■ Reading passage:
※ ※ ※
Location
- 7050 Lake Country Dr. Fort Worth, Texas 76179 United States 32°52′58″N 97°25′40″W﻿ / ﻿32.8828705°N 97.4278323°W

Information
- School type: Private
- Established: 1980
- Principal: Julie Ivy PK-5th Hannah Dyksterhouse 6th-8th Dr. Michael Beeson 9th-12th
- Head of school: Sarah Deckert
- Teaching staff: 65 (as of 2023-24)
- Grades: PK-12
- Gender: Coed
- Enrollment: 617 (as of 2023-24)
- Colors: Scarlet Red and Royal Blue
- Athletics: TAPPS 4A
- Mascot: Eagle
- Accreditation: ACSI
- Yearbook: Flight
- Website: https://www.lccs.org

= Lake Country Christian School =

Lake Country Christian School (LCCS) is a private Christian preparatory school in Fort Worth, Texas. Established in 1980, the school serves students in pre-school through grade 12.
※ ※ ※
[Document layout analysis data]
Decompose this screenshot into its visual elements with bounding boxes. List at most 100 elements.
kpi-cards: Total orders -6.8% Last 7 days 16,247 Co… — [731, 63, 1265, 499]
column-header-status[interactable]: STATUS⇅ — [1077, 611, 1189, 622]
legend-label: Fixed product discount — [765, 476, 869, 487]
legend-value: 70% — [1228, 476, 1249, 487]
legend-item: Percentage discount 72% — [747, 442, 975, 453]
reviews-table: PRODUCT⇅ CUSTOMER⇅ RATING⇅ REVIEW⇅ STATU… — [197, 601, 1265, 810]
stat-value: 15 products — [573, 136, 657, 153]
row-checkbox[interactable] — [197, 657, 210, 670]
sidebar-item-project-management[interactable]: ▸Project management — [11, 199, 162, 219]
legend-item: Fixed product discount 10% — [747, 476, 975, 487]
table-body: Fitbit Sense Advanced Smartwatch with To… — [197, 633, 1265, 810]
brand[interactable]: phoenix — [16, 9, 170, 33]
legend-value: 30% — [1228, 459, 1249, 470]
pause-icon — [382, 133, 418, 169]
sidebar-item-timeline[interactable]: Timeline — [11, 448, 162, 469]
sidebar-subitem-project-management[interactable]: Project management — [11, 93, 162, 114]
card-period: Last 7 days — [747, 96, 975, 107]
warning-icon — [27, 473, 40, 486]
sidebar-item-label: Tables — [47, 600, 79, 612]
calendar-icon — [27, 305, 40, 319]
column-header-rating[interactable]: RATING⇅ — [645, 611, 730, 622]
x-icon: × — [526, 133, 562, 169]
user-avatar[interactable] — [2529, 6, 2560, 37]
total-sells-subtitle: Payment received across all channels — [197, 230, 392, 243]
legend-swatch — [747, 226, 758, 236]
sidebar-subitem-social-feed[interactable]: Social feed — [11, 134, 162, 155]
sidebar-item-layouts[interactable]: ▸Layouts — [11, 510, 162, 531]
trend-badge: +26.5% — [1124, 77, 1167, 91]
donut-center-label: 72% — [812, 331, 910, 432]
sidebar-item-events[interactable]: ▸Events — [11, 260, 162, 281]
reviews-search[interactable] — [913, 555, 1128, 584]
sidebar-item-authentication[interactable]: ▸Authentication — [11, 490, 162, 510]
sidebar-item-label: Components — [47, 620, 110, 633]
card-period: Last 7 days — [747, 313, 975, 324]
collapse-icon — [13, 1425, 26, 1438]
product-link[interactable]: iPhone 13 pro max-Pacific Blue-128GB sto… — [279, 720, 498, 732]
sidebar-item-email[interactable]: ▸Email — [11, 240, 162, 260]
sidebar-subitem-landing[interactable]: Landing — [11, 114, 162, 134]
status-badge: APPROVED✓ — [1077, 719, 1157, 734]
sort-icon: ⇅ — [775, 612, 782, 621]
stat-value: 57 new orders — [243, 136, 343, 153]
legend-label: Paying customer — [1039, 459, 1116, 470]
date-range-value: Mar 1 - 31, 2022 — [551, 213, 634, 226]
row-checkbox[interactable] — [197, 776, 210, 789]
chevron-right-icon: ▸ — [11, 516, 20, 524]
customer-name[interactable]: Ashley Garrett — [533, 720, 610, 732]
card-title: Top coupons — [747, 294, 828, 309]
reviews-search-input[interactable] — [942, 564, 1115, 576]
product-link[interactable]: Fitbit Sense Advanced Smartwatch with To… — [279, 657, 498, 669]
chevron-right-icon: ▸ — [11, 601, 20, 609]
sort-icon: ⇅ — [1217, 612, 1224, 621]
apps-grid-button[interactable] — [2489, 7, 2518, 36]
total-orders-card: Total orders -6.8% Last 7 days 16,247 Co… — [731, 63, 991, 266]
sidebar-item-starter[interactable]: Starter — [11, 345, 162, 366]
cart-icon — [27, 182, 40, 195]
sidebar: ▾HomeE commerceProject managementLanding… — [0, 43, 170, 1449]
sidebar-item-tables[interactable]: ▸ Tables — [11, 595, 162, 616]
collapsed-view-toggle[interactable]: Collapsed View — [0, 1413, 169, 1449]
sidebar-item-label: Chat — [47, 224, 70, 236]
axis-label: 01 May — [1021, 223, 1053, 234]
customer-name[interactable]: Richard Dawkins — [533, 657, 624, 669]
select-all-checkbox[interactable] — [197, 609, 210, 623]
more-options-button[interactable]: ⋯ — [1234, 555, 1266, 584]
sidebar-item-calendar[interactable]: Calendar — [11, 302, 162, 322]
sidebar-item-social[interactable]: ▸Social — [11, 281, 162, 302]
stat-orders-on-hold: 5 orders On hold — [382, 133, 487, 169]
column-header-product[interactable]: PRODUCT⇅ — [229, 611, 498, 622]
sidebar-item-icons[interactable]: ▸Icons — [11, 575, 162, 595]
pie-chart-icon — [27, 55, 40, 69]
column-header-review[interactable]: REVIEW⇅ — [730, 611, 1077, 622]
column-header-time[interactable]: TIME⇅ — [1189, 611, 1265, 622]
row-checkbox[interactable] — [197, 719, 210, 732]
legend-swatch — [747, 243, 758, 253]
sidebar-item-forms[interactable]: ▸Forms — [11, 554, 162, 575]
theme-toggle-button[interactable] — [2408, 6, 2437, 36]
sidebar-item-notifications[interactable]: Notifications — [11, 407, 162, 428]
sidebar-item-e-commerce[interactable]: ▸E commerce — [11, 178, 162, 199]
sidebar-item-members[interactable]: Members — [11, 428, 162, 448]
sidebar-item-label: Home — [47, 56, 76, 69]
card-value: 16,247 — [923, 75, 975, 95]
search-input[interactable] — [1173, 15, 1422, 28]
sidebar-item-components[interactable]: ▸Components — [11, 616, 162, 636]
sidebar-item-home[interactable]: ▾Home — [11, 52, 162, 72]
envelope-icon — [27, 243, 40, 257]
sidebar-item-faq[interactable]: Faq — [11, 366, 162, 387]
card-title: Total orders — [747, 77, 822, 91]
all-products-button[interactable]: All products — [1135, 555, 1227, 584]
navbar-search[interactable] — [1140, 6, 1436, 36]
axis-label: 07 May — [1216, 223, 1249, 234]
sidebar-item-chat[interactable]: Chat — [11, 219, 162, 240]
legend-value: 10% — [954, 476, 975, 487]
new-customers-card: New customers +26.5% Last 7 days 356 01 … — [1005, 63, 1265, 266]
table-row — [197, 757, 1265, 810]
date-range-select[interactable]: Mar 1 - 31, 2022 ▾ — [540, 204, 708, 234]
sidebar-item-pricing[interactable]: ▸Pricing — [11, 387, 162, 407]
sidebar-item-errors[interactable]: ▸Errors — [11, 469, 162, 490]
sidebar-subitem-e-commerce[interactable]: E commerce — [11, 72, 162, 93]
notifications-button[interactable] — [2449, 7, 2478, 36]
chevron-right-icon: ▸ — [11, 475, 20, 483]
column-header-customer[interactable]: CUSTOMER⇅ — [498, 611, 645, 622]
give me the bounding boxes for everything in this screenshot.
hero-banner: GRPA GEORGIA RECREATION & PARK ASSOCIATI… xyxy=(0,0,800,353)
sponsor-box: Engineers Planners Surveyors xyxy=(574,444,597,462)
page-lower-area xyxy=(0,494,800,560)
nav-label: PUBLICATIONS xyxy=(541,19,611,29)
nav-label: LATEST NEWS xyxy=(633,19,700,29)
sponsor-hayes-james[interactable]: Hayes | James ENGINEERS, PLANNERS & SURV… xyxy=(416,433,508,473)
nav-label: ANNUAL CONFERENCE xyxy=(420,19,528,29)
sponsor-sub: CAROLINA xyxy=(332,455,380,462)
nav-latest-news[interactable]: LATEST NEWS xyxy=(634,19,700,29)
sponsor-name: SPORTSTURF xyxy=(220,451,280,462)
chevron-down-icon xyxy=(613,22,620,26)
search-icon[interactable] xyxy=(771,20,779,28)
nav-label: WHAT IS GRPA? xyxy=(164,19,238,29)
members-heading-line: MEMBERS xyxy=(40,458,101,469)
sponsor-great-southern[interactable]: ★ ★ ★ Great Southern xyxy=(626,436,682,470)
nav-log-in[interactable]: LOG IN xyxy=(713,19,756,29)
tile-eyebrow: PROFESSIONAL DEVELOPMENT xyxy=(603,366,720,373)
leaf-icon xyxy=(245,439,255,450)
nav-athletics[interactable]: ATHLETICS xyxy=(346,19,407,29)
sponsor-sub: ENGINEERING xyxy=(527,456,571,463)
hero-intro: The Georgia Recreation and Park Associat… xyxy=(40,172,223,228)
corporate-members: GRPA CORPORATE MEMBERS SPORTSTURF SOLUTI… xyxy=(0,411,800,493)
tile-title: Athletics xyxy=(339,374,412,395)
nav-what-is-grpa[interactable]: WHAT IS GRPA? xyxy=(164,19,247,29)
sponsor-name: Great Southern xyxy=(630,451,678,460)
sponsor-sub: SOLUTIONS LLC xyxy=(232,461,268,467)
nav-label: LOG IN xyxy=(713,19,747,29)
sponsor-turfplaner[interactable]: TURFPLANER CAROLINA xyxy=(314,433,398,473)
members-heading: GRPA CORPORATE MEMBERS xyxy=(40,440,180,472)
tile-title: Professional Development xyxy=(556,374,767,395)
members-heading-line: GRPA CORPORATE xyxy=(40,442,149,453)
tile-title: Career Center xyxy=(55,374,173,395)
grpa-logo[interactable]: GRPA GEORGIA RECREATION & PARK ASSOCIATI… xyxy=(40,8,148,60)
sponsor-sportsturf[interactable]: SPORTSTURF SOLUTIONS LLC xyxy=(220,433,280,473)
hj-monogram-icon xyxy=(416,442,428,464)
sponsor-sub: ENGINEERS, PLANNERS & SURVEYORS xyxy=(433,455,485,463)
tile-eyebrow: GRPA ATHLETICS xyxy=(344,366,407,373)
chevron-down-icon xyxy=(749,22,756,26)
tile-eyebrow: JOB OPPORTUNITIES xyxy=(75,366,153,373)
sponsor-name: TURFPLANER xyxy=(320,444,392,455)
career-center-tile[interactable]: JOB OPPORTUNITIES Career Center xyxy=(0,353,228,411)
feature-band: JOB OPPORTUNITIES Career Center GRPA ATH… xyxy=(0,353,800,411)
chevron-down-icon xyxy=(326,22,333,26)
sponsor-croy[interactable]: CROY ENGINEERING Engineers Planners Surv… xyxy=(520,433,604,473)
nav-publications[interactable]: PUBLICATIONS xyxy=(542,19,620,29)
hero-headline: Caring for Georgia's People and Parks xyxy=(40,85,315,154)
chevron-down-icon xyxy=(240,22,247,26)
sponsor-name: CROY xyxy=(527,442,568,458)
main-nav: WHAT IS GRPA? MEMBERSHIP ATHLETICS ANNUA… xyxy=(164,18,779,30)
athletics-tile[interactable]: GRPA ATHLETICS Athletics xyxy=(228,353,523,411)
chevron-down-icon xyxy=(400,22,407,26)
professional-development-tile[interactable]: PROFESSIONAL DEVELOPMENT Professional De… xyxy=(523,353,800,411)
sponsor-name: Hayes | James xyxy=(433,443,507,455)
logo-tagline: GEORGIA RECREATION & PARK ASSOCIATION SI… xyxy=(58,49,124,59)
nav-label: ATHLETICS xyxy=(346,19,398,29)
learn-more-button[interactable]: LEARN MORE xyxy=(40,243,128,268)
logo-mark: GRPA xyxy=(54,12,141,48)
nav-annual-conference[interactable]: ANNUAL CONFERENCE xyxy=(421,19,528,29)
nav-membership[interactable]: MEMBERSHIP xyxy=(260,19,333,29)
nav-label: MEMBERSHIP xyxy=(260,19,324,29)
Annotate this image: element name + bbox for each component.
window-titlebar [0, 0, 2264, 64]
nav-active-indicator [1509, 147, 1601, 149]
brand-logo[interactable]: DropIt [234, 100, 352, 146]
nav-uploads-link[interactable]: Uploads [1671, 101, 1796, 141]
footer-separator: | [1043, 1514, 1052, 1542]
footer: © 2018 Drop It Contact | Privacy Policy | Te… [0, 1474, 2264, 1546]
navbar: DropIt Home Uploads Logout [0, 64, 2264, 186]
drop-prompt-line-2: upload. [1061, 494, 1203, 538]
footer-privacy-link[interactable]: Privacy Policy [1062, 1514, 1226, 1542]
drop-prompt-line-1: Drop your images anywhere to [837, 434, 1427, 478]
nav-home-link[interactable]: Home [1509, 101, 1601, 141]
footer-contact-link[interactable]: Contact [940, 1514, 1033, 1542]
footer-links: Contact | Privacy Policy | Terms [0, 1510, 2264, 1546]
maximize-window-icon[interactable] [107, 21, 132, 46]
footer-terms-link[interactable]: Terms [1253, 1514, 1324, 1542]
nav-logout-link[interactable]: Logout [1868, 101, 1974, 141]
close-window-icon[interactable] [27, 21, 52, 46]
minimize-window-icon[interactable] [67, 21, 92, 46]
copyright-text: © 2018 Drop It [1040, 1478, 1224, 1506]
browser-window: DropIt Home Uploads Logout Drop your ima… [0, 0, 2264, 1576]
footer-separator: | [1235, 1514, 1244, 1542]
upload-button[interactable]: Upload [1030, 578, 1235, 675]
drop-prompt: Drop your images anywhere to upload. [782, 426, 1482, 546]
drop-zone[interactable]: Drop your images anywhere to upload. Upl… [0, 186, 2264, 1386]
※ ※ ※
■ Tasks to complete:
1 – Summarize the Lake Country Christian School profile in two sentences.
2 – Please answer these questions from the Lake Country Christian School profile, one answer per line:
(a) What was the enrollment as of 2023-24?
(b) What is the school's mascot?
(c) In what year was the school established?
3 – Resume the Lake Country Christian School profile after its final sentence.

■ Responses to the tasks:
1 – Lake Country Christian School (LCCS) is a private Christian preparatory school in Fort Worth, Texas, established in 1980 and serving students from pre-school through grade 12. The coed school, led by head of school Sarah Deckert, had 617 students and 65 teaching staff as of 2023-24.

2 –
(a) 617
(b) Eagle
(c) 1980

3 –
==Academics==
LCCS offers a college preparatory core curriculum. From 2010-2015, the Average Scholarship Per Class was $1,928,689.33.

==Fine arts==
LCCS theater productions won a Betty Lynn Buckley Award in 2014.

The LCCS Fine Arts Program is supported by the Friends of The Arts and sponsors from around the Fort Worth community.